*Goal of the exercise*. Copy the records word for word, starting at their first line and going on through the line that contains "back-x-axis-label: Sites 1".

*Records to use*.
================================

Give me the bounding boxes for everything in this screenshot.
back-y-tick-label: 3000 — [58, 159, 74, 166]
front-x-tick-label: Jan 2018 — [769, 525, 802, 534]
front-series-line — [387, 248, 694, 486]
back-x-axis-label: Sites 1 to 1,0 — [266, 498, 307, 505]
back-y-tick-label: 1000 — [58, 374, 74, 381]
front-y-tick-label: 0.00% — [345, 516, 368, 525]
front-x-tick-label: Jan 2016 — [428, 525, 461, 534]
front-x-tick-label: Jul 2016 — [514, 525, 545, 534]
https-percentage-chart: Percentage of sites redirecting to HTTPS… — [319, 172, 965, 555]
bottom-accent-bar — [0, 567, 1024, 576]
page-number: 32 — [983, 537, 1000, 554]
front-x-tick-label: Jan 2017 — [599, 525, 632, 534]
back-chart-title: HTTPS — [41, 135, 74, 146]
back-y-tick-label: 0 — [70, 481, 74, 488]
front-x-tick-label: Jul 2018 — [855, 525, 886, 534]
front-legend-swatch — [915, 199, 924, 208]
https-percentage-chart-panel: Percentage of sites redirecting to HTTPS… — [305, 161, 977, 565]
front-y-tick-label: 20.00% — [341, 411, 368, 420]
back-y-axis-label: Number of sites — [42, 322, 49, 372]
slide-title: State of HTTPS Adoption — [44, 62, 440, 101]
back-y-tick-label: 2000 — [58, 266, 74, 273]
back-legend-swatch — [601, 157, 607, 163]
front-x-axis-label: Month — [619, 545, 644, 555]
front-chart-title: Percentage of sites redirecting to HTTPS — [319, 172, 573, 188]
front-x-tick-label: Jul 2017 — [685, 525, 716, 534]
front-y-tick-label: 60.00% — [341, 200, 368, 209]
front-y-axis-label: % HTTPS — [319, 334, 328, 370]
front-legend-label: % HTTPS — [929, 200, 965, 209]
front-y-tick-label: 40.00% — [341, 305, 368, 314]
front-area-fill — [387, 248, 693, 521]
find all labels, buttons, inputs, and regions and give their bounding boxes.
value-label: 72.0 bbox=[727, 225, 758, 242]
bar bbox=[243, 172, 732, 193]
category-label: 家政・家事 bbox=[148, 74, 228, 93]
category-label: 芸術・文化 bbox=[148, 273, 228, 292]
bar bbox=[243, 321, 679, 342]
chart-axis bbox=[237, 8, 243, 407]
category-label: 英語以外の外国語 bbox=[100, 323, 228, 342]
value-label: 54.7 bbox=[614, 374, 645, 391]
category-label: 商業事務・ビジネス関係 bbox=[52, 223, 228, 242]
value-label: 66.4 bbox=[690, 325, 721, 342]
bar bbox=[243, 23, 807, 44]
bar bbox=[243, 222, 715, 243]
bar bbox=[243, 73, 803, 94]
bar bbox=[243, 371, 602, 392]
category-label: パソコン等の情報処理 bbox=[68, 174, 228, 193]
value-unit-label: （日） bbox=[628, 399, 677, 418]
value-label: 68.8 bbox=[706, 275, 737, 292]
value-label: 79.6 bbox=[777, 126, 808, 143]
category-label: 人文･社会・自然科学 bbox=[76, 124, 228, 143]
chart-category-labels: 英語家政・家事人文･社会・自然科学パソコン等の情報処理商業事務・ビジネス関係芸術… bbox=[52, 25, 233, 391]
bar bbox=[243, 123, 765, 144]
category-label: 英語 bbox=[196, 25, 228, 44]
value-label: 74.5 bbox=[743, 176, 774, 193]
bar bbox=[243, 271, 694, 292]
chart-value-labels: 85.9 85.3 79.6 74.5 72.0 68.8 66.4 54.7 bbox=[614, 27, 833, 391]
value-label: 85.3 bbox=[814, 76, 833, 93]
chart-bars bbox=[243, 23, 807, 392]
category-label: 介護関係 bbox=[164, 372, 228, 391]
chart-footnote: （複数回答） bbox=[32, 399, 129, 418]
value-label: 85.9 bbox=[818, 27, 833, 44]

================================

*Task output*.
Give me the bounding boxes for everything in this screenshot.
back-y-tick-label: 3000 — [58, 159, 74, 166]
front-x-tick-label: Jan 2018 — [769, 525, 802, 534]
front-series-line — [387, 248, 694, 486]
back-x-axis-label: Sites 1 to 1,0 — [266, 498, 307, 505]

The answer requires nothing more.